> **Objective**:
Gather each line containing the string "Bâties" from these entries.

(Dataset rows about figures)
+ + +

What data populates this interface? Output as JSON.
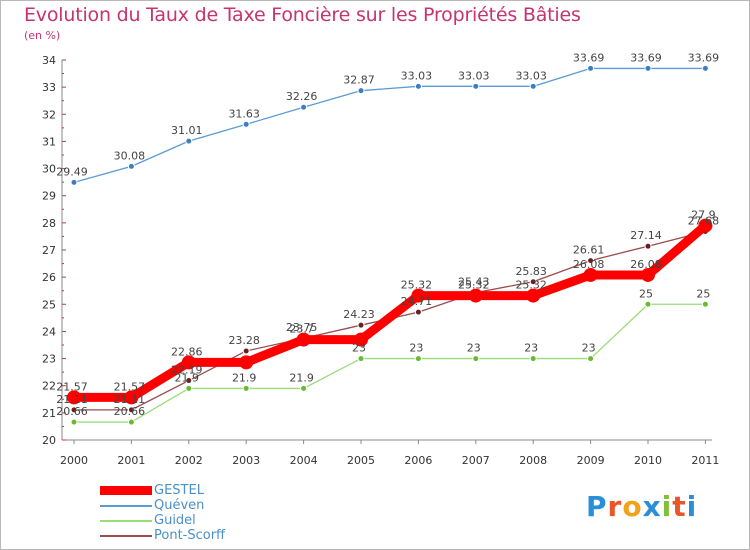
{
  "title": "Evolution du Taux de Taxe Foncière sur les Propriétés Bâties",
  "subtitle": "(en %)",
  "logo": {
    "text": "Proxiti",
    "colors": [
      "#2a8fd6",
      "#e8562a",
      "#f2a31b",
      "#2a8fd6",
      "#7fbf3a",
      "#e8562a",
      "#2a8fd6"
    ]
  },
  "chart_data": {
    "type": "line",
    "title": "Evolution du Taux de Taxe Foncière sur les Propriétés Bâties",
    "ylabel": "(en %)",
    "xlabel": "",
    "categories": [
      "2000",
      "2001",
      "2002",
      "2003",
      "2004",
      "2005",
      "2006",
      "2007",
      "2008",
      "2009",
      "2010",
      "2011"
    ],
    "ylim": [
      20,
      34
    ],
    "yticks": [
      20,
      21,
      22,
      23,
      24,
      25,
      26,
      27,
      28,
      29,
      30,
      31,
      32,
      33,
      34
    ],
    "grid": false,
    "legend_position": "bottom-left",
    "series": [
      {
        "name": "GESTEL",
        "color": "#ff0000",
        "marker": "#ff0000",
        "values": [
          21.57,
          21.57,
          22.86,
          22.86,
          23.7,
          23.7,
          25.32,
          25.32,
          25.32,
          26.08,
          26.08,
          27.9
        ],
        "labels": [
          "21.57",
          "21.57",
          "22.86",
          "",
          "23.7",
          "",
          "25.32",
          "25.32",
          "25.32",
          "26.08",
          "26.08",
          "27.9"
        ]
      },
      {
        "name": "Quéven",
        "color": "#5b9bd5",
        "marker": "#3a7fc1",
        "values": [
          29.49,
          30.08,
          31.01,
          31.63,
          32.26,
          32.87,
          33.03,
          33.03,
          33.03,
          33.69,
          33.69,
          33.69
        ],
        "labels": [
          "29.49",
          "30.08",
          "31.01",
          "31.63",
          "32.26",
          "32.87",
          "33.03",
          "33.03",
          "33.03",
          "33.69",
          "33.69",
          "33.69"
        ]
      },
      {
        "name": "Guidel",
        "color": "#99dd77",
        "marker": "#66bb33",
        "values": [
          20.66,
          20.66,
          21.9,
          21.9,
          21.9,
          23,
          23,
          23,
          23,
          23,
          25,
          25
        ],
        "labels": [
          "20.66",
          "20.66",
          "21.9",
          "21.9",
          "21.9",
          "23",
          "23",
          "23",
          "23",
          "23",
          "25",
          "25"
        ]
      },
      {
        "name": "Pont-Scorff",
        "color": "#9b4c4c",
        "marker": "#6b2020",
        "values": [
          21.11,
          21.11,
          22.19,
          23.28,
          23.75,
          24.23,
          24.71,
          25.43,
          25.83,
          26.61,
          27.14,
          27.68
        ],
        "labels": [
          "21.11",
          "21.11",
          "22.19",
          "23.28",
          "23.75",
          "24.23",
          "24.71",
          "25.43",
          "25.83",
          "26.61",
          "27.14",
          "27.68"
        ]
      }
    ]
  }
}
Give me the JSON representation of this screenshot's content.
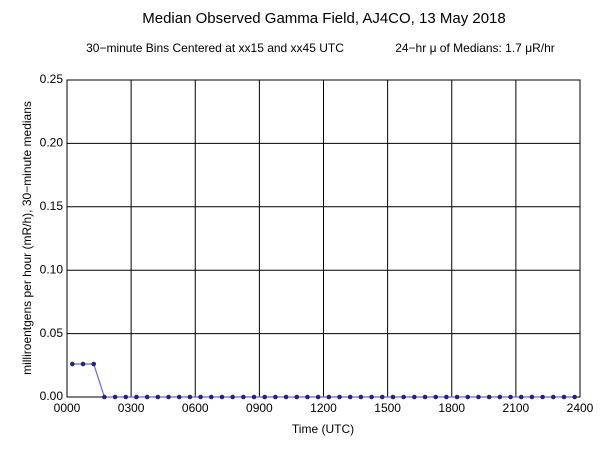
{
  "chart_data": {
    "type": "line",
    "title": "Median Observed Gamma Field, AJ4CO, 13 May 2018",
    "subtitle": "30−minute Bins Centered at xx15 and xx45 UTC",
    "subtitle2": "24−hr μ of Medians: 1.7 μR/hr",
    "x_label": "Time (UTC)",
    "y_label": "milliroentgens per hour (mR/h), 30−minute medians",
    "x": [
      0.25,
      0.75,
      1.25,
      1.75,
      2.25,
      2.75,
      3.25,
      3.75,
      4.25,
      4.75,
      5.25,
      5.75,
      6.25,
      6.75,
      7.25,
      7.75,
      8.25,
      8.75,
      9.25,
      9.75,
      10.25,
      10.75,
      11.25,
      11.75,
      12.25,
      12.75,
      13.25,
      13.75,
      14.25,
      14.75,
      15.25,
      15.75,
      16.25,
      16.75,
      17.25,
      17.75,
      18.25,
      18.75,
      19.25,
      19.75,
      20.25,
      20.75,
      21.25,
      21.75,
      22.25,
      22.75,
      23.25,
      23.75
    ],
    "series": [
      {
        "color": "#6b6bc4",
        "marker_color": "#23237a",
        "values": [
          0.026,
          0.026,
          0.026,
          0,
          0,
          0,
          0,
          0,
          0,
          0,
          0,
          0,
          0,
          0,
          0,
          0,
          0,
          0,
          0,
          0,
          0,
          0,
          0,
          0,
          0,
          0,
          0,
          0,
          0,
          0,
          0,
          0,
          0,
          0,
          0,
          0,
          0,
          0,
          0,
          0,
          0,
          0,
          0,
          0,
          0,
          0,
          0,
          0
        ]
      }
    ],
    "xlim": [
      0,
      24
    ],
    "xticks": [
      {
        "value": 0,
        "label": "0000"
      },
      {
        "value": 3,
        "label": "0300"
      },
      {
        "value": 6,
        "label": "0600"
      },
      {
        "value": 9,
        "label": "0900"
      },
      {
        "value": 12,
        "label": "1200"
      },
      {
        "value": 15,
        "label": "1500"
      },
      {
        "value": 18,
        "label": "1800"
      },
      {
        "value": 21,
        "label": "2100"
      },
      {
        "value": 24,
        "label": "2400"
      }
    ],
    "ylim": [
      0,
      0.25
    ],
    "yticks": [
      {
        "value": 0,
        "label": "0.00"
      },
      0.05,
      {
        "value": 0.1,
        "label": "0.10"
      },
      0.15,
      {
        "value": 0.2,
        "label": "0.20"
      },
      0.25
    ],
    "grid": true
  }
}
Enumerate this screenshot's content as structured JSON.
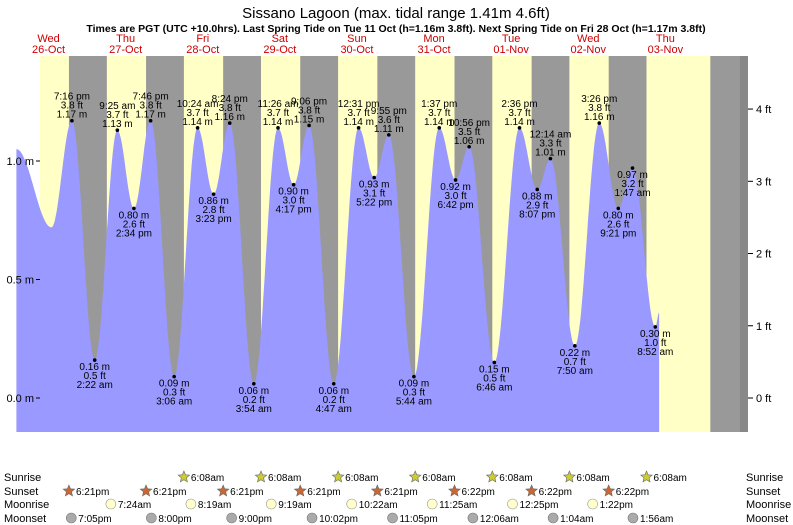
{
  "title": "Sissano Lagoon (max. tidal range 1.41m 4.6ft)",
  "subtitle": "Times are PGT (UTC +10.0hrs). Last Spring Tide on Tue 11 Oct (h=1.16m 3.8ft). Next Spring Tide on Fri 28 Oct (h=1.17m 3.8ft)",
  "colors": {
    "day": "#ffffc6",
    "night": "#999999",
    "water": "#9999ff",
    "day_label": "#cc0000",
    "sunrise_star": "#cccc33",
    "sunset_star": "#cc6633",
    "moonrise": "#ffffcc",
    "moonset": "#aaaaaa"
  },
  "days": [
    {
      "dow": "Wed",
      "date": "26-Oct"
    },
    {
      "dow": "Thu",
      "date": "27-Oct"
    },
    {
      "dow": "Fri",
      "date": "28-Oct"
    },
    {
      "dow": "Sat",
      "date": "29-Oct"
    },
    {
      "dow": "Sun",
      "date": "30-Oct"
    },
    {
      "dow": "Mon",
      "date": "31-Oct"
    },
    {
      "dow": "Tue",
      "date": "01-Nov"
    },
    {
      "dow": "Wed",
      "date": "02-Nov"
    },
    {
      "dow": "Thu",
      "date": "03-Nov"
    }
  ],
  "chart_data": {
    "type": "area",
    "x_unit": "hours since 00:00 Wed 26-Oct (local PGT)",
    "ylim_m": [
      -0.1,
      1.35
    ],
    "ylim_ft": [
      -0.33,
      4.43
    ],
    "y_ticks_m": [
      "0.0 m",
      "0.5 m",
      "1.0 m"
    ],
    "y_ticks_ft": [
      "0 ft",
      "1 ft",
      "2 ft",
      "3 ft",
      "4 ft"
    ],
    "x_range_hours": [
      0,
      218
    ],
    "extremes": [
      {
        "t": "7:16 pm",
        "h_m": 1.17,
        "h_ft": "3.8 ft",
        "m": "1.17 m",
        "hour": 19.27
      },
      {
        "t": "2:22 am",
        "h_m": 0.16,
        "h_ft": "0.5 ft",
        "m": "0.16 m",
        "hour": 26.37
      },
      {
        "t": "9:25 am",
        "h_m": 1.13,
        "h_ft": "3.7 ft",
        "m": "1.13 m",
        "hour": 33.42
      },
      {
        "t": "2:34 pm",
        "h_m": 0.8,
        "h_ft": "2.6 ft",
        "m": "0.80 m",
        "hour": 38.57
      },
      {
        "t": "7:46 pm",
        "h_m": 1.17,
        "h_ft": "3.8 ft",
        "m": "1.17 m",
        "hour": 43.77
      },
      {
        "t": "3:06 am",
        "h_m": 0.09,
        "h_ft": "0.3 ft",
        "m": "0.09 m",
        "hour": 51.1
      },
      {
        "t": "10:24 am",
        "h_m": 1.14,
        "h_ft": "3.7 ft",
        "m": "1.14 m",
        "hour": 58.4
      },
      {
        "t": "3:23 pm",
        "h_m": 0.86,
        "h_ft": "2.8 ft",
        "m": "0.86 m",
        "hour": 63.38
      },
      {
        "t": "8:24 pm",
        "h_m": 1.16,
        "h_ft": "3.8 ft",
        "m": "1.16 m",
        "hour": 68.4
      },
      {
        "t": "3:54 am",
        "h_m": 0.06,
        "h_ft": "0.2 ft",
        "m": "0.06 m",
        "hour": 75.9
      },
      {
        "t": "11:26 am",
        "h_m": 1.14,
        "h_ft": "3.7 ft",
        "m": "1.14 m",
        "hour": 83.43
      },
      {
        "t": "4:17 pm",
        "h_m": 0.9,
        "h_ft": "3.0 ft",
        "m": "0.90 m",
        "hour": 88.28
      },
      {
        "t": "9:06 pm",
        "h_m": 1.15,
        "h_ft": "3.8 ft",
        "m": "1.15 m",
        "hour": 93.1
      },
      {
        "t": "4:47 am",
        "h_m": 0.06,
        "h_ft": "0.2 ft",
        "m": "0.06 m",
        "hour": 100.78
      },
      {
        "t": "12:31 pm",
        "h_m": 1.14,
        "h_ft": "3.7 ft",
        "m": "1.14 m",
        "hour": 108.52
      },
      {
        "t": "5:22 pm",
        "h_m": 0.93,
        "h_ft": "3.1 ft",
        "m": "0.93 m",
        "hour": 113.37
      },
      {
        "t": "9:55 pm",
        "h_m": 1.11,
        "h_ft": "3.6 ft",
        "m": "1.11 m",
        "hour": 117.92
      },
      {
        "t": "5:44 am",
        "h_m": 0.09,
        "h_ft": "0.3 ft",
        "m": "0.09 m",
        "hour": 125.73
      },
      {
        "t": "1:37 pm",
        "h_m": 1.14,
        "h_ft": "3.7 ft",
        "m": "1.14 m",
        "hour": 133.62
      },
      {
        "t": "6:42 pm",
        "h_m": 0.92,
        "h_ft": "3.0 ft",
        "m": "0.92 m",
        "hour": 138.7
      },
      {
        "t": "10:56 pm",
        "h_m": 1.06,
        "h_ft": "3.5 ft",
        "m": "1.06 m",
        "hour": 142.93
      },
      {
        "t": "6:46 am",
        "h_m": 0.15,
        "h_ft": "0.5 ft",
        "m": "0.15 m",
        "hour": 150.77
      },
      {
        "t": "2:36 pm",
        "h_m": 1.14,
        "h_ft": "3.7 ft",
        "m": "1.14 m",
        "hour": 158.6
      },
      {
        "t": "8:07 pm",
        "h_m": 0.88,
        "h_ft": "2.9 ft",
        "m": "0.88 m",
        "hour": 164.12
      },
      {
        "t": "12:14 am",
        "h_m": 1.01,
        "h_ft": "3.3 ft",
        "m": "1.01 m",
        "hour": 168.23
      },
      {
        "t": "7:50 am",
        "h_m": 0.22,
        "h_ft": "0.7 ft",
        "m": "0.22 m",
        "hour": 175.83
      },
      {
        "t": "3:26 pm",
        "h_m": 1.16,
        "h_ft": "3.8 ft",
        "m": "1.16 m",
        "hour": 183.43
      },
      {
        "t": "9:21 pm",
        "h_m": 0.8,
        "h_ft": "2.6 ft",
        "m": "0.80 m",
        "hour": 189.35
      },
      {
        "t": "1:47 am",
        "h_m": 0.97,
        "h_ft": "3.2 ft",
        "m": "0.97 m",
        "hour": 193.78
      },
      {
        "t": "8:52 am",
        "h_m": 0.3,
        "h_ft": "1.0 ft",
        "m": "0.30 m",
        "hour": 200.87
      }
    ]
  },
  "astro_labels": {
    "sunrise": "Sunrise",
    "sunset": "Sunset",
    "moonrise": "Moonrise",
    "moonset": "Moonset"
  },
  "sunrise": [
    {
      "hour": 6.15,
      "t": "6:09am"
    },
    {
      "hour": 30.15,
      "t": "6:09am"
    },
    {
      "hour": 54.13,
      "t": "6:08am"
    },
    {
      "hour": 78.13,
      "t": "6:08am"
    },
    {
      "hour": 102.13,
      "t": "6:08am"
    },
    {
      "hour": 126.13,
      "t": "6:08am"
    },
    {
      "hour": 150.13,
      "t": "6:08am"
    },
    {
      "hour": 174.13,
      "t": "6:08am"
    },
    {
      "hour": 198.13,
      "t": "6:08am"
    }
  ],
  "sunset": [
    {
      "hour": 18.35,
      "t": "6:21pm"
    },
    {
      "hour": 42.35,
      "t": "6:21pm"
    },
    {
      "hour": 66.35,
      "t": "6:21pm"
    },
    {
      "hour": 90.35,
      "t": "6:21pm"
    },
    {
      "hour": 114.35,
      "t": "6:21pm"
    },
    {
      "hour": 138.37,
      "t": "6:22pm"
    },
    {
      "hour": 162.37,
      "t": "6:22pm"
    },
    {
      "hour": 186.37,
      "t": "6:22pm"
    }
  ],
  "moonrise": [
    {
      "hour": 31.4,
      "t": "7:24am"
    },
    {
      "hour": 56.32,
      "t": "8:19am"
    },
    {
      "hour": 81.32,
      "t": "9:19am"
    },
    {
      "hour": 106.37,
      "t": "10:22am"
    },
    {
      "hour": 131.42,
      "t": "11:25am"
    },
    {
      "hour": 156.42,
      "t": "12:25pm"
    },
    {
      "hour": 181.37,
      "t": "1:22pm"
    }
  ],
  "moonset": [
    {
      "hour": 19.08,
      "t": "7:05pm"
    },
    {
      "hour": 44.0,
      "t": "8:00pm"
    },
    {
      "hour": 69.0,
      "t": "9:00pm"
    },
    {
      "hour": 94.03,
      "t": "10:02pm"
    },
    {
      "hour": 119.08,
      "t": "11:05pm"
    },
    {
      "hour": 144.1,
      "t": "12:06am"
    },
    {
      "hour": 169.07,
      "t": "1:04am"
    },
    {
      "hour": 193.93,
      "t": "1:56am"
    }
  ]
}
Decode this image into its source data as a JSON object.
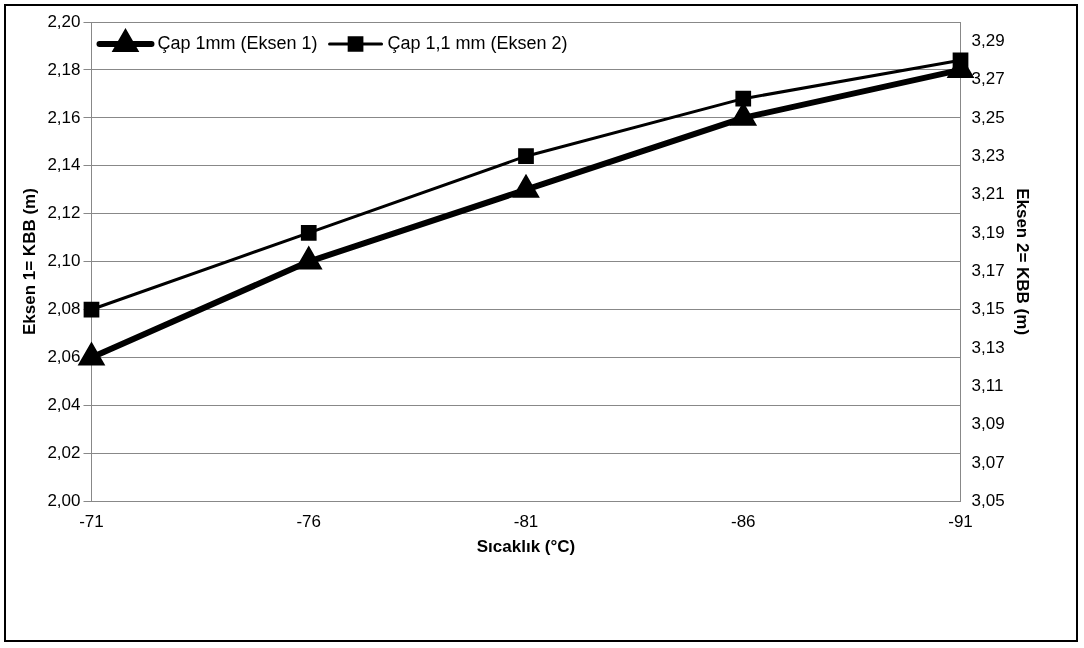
{
  "chart_data": {
    "type": "line",
    "xlabel": "Sıcaklık (°C)",
    "ylabel": "Eksen 1= KBB (m)",
    "y2label": "Eksen 2= KBB (m)",
    "categories": [
      "-71",
      "-76",
      "-81",
      "-86",
      "-91"
    ],
    "series": [
      {
        "name": "Çap 1mm (Eksen 1)",
        "color": "#000000",
        "marker": "triangle",
        "values": [
          2.06,
          2.1,
          2.13,
          2.16,
          2.18
        ]
      },
      {
        "name": "Çap 1,1 mm (Eksen 2)",
        "color": "#000000",
        "marker": "square",
        "axis": "y2",
        "values": [
          3.15,
          3.19,
          3.23,
          3.26,
          3.28
        ]
      }
    ],
    "ylim": [
      2.0,
      2.2
    ],
    "yticks": [
      {
        "value": 2.0,
        "label": "2,00"
      },
      {
        "value": 2.02,
        "label": "2,02"
      },
      {
        "value": 2.04,
        "label": "2,04"
      },
      {
        "value": 2.06,
        "label": "2,06"
      },
      {
        "value": 2.08,
        "label": "2,08"
      },
      {
        "value": 2.1,
        "label": "2,10"
      },
      {
        "value": 2.12,
        "label": "2,12"
      },
      {
        "value": 2.14,
        "label": "2,14"
      },
      {
        "value": 2.16,
        "label": "2,16"
      },
      {
        "value": 2.18,
        "label": "2,18"
      },
      {
        "value": 2.2,
        "label": "2,20"
      }
    ],
    "y2lim": [
      3.05,
      3.3
    ],
    "y2ticks": [
      {
        "value": 3.05,
        "label": "3,05"
      },
      {
        "value": 3.07,
        "label": "3,07"
      },
      {
        "value": 3.09,
        "label": "3,09"
      },
      {
        "value": 3.11,
        "label": "3,11"
      },
      {
        "value": 3.13,
        "label": "3,13"
      },
      {
        "value": 3.15,
        "label": "3,15"
      },
      {
        "value": 3.17,
        "label": "3,17"
      },
      {
        "value": 3.19,
        "label": "3,19"
      },
      {
        "value": 3.21,
        "label": "3,21"
      },
      {
        "value": 3.23,
        "label": "3,23"
      },
      {
        "value": 3.25,
        "label": "3,25"
      },
      {
        "value": 3.27,
        "label": "3,27"
      },
      {
        "value": 3.29,
        "label": "3,29"
      }
    ],
    "grid": "y",
    "legend": "top left",
    "line_style": "solid"
  }
}
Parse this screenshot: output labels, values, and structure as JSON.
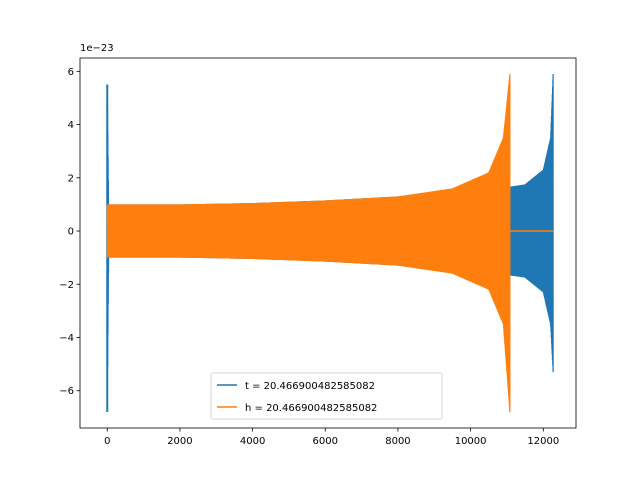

+ + +

> **Written reply**:
  "title": "Evolution du Taux de Taxe Foncière sur les Propriétés Bâties",
    "title": "Evolution du Taux de Taxe Foncière sur les Propriétés Bâties",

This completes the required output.